* [REQUIREMENTS] Every line must be returned precisely as it is written.

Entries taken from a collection
╔══

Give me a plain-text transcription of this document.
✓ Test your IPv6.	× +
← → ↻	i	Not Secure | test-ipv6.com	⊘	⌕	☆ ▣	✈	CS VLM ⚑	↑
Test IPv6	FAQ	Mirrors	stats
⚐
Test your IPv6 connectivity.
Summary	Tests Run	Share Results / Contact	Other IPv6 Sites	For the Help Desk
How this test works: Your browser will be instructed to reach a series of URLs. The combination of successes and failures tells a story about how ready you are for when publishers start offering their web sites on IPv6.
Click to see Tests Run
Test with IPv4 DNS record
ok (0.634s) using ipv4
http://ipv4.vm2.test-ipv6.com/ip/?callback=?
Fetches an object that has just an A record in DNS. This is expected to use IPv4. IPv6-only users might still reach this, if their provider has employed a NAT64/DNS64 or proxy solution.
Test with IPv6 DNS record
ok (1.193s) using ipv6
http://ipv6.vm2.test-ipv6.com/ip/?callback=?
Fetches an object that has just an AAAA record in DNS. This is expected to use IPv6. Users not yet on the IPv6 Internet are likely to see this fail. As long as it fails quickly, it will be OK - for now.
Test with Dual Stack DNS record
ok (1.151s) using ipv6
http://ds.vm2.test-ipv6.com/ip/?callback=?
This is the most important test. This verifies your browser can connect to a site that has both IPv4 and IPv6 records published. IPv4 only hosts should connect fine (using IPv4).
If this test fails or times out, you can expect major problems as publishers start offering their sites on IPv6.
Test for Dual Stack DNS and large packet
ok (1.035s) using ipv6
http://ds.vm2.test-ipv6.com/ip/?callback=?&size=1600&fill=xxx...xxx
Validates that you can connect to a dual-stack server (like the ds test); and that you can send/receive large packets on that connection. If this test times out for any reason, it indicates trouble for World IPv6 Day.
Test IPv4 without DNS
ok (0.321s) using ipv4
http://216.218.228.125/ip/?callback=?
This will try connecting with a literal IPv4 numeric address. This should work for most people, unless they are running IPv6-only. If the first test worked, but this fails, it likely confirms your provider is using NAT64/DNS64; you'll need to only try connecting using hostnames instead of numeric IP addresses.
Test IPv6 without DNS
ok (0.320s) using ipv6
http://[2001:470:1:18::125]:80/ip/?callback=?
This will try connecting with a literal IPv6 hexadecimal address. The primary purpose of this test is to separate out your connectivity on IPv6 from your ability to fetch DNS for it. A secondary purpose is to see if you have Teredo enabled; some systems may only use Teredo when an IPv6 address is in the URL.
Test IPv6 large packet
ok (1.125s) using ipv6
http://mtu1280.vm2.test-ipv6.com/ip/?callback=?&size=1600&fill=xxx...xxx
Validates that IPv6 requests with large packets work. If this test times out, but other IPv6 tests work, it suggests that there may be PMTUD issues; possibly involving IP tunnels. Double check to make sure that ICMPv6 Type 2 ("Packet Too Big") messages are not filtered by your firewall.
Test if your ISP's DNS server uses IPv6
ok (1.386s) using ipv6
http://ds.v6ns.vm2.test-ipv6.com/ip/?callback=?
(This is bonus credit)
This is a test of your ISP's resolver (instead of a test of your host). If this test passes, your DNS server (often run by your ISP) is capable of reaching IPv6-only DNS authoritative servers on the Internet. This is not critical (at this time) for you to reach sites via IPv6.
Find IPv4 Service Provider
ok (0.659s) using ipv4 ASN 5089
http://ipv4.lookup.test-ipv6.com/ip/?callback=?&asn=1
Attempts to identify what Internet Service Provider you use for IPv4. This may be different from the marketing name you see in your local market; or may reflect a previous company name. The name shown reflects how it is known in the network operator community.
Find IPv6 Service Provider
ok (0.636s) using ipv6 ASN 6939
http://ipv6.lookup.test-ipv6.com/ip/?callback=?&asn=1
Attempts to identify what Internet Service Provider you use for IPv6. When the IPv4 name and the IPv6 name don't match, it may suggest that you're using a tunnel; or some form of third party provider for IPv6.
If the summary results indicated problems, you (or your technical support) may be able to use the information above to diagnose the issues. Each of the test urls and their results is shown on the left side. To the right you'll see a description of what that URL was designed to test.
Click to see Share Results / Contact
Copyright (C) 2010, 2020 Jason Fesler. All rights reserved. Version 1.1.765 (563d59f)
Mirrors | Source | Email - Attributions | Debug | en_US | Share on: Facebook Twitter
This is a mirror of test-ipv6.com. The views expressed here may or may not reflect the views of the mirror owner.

╚══

* [ANSWER]
Give me a plain-text transcription of this document.
✓ Test your IPv6.	× +
← → ↻	i	Not Secure | test-ipv6.com	⊘	⌕	☆ ▣	✈	CS VLM ⚑	↑
Test IPv6	FAQ	Mirrors	stats
⚐
Test your IPv6 connectivity.
Summary	Tests Run	Share Results / Contact	Other IPv6 Sites	For the Help Desk
How this test works: Your browser will be instructed to reach a series of URLs. The combination of successes and failures tells a story about how ready you are for when publishers start offering their web sites on IPv6.
Click to see Tests Run
Test with IPv4 DNS record
ok (0.634s) using ipv4
http://ipv4.vm2.test-ipv6.com/ip/?callback=?
Fetches an object that has just an A record in DNS. This is expected to use IPv4. IPv6-only users might still reach this, if their provider has employed a NAT64/DNS64 or proxy solution.
Test with IPv6 DNS record
ok (1.193s) using ipv6
http://ipv6.vm2.test-ipv6.com/ip/?callback=?
Fetches an object that has just an AAAA record in DNS. This is expected to use IPv6. Users not yet on the IPv6 Internet are likely to see this fail. As long as it fails quickly, it will be OK - for now.
Test with Dual Stack DNS record
ok (1.151s) using ipv6
http://ds.vm2.test-ipv6.com/ip/?callback=?
This is the most important test. This verifies your browser can connect to a site that has both IPv4 and IPv6 records published. IPv4 only hosts should connect fine (using IPv4).
If this test fails or times out, you can expect major problems as publishers start offering their sites on IPv6.
Test for Dual Stack DNS and large packet
ok (1.035s) using ipv6
http://ds.vm2.test-ipv6.com/ip/?callback=?&size=1600&fill=xxx...xxx
Validates that you can connect to a dual-stack server (like the ds test); and that you can send/receive large packets on that connection. If this test times out for any reason, it indicates trouble for World IPv6 Day.
Test IPv4 without DNS
ok (0.321s) using ipv4
http://216.218.228.125/ip/?callback=?
This will try connecting with a literal IPv4 numeric address. This should work for most people, unless they are running IPv6-only. If the first test worked, but this fails, it likely confirms your provider is using NAT64/DNS64; you'll need to only try connecting using hostnames instead of numeric IP addresses.
Test IPv6 without DNS
ok (0.320s) using ipv6
http://[2001:470:1:18::125]:80/ip/?callback=?
This will try connecting with a literal IPv6 hexadecimal address. The primary purpose of this test is to separate out your connectivity on IPv6 from your ability to fetch DNS for it. A secondary purpose is to see if you have Teredo enabled; some systems may only use Teredo when an IPv6 address is in the URL.
Test IPv6 large packet
ok (1.125s) using ipv6
http://mtu1280.vm2.test-ipv6.com/ip/?callback=?&size=1600&fill=xxx...xxx
Validates that IPv6 requests with large packets work. If this test times out, but other IPv6 tests work, it suggests that there may be PMTUD issues; possibly involving IP tunnels. Double check to make sure that ICMPv6 Type 2 ("Packet Too Big") messages are not filtered by your firewall.
Test if your ISP's DNS server uses IPv6
ok (1.386s) using ipv6
http://ds.v6ns.vm2.test-ipv6.com/ip/?callback=?
(This is bonus credit)
This is a test of your ISP's resolver (instead of a test of your host). If this test passes, your DNS server (often run by your ISP) is capable of reaching IPv6-only DNS authoritative servers on the Internet. This is not critical (at this time) for you to reach sites via IPv6.
Find IPv4 Service Provider
ok (0.659s) using ipv4 ASN 5089
http://ipv4.lookup.test-ipv6.com/ip/?callback=?&asn=1
Attempts to identify what Internet Service Provider you use for IPv4. This may be different from the marketing name you see in your local market; or may reflect a previous company name. The name shown reflects how it is known in the network operator community.
Find IPv6 Service Provider
ok (0.636s) using ipv6 ASN 6939
http://ipv6.lookup.test-ipv6.com/ip/?callback=?&asn=1
Attempts to identify what Internet Service Provider you use for IPv6. When the IPv4 name and the IPv6 name don't match, it may suggest that you're using a tunnel; or some form of third party provider for IPv6.
If the summary results indicated problems, you (or your technical support) may be able to use the information above to diagnose the issues. Each of the test urls and their results is shown on the left side. To the right you'll see a description of what that URL was designed to test.
Click to see Share Results / Contact
Copyright (C) 2010, 2020 Jason Fesler. All rights reserved. Version 1.1.765 (563d59f)
Mirrors | Source | Email - Attributions | Debug | en_US | Share on: Facebook Twitter
This is a mirror of test-ipv6.com. The views expressed here may or may not reflect the views of the mirror owner.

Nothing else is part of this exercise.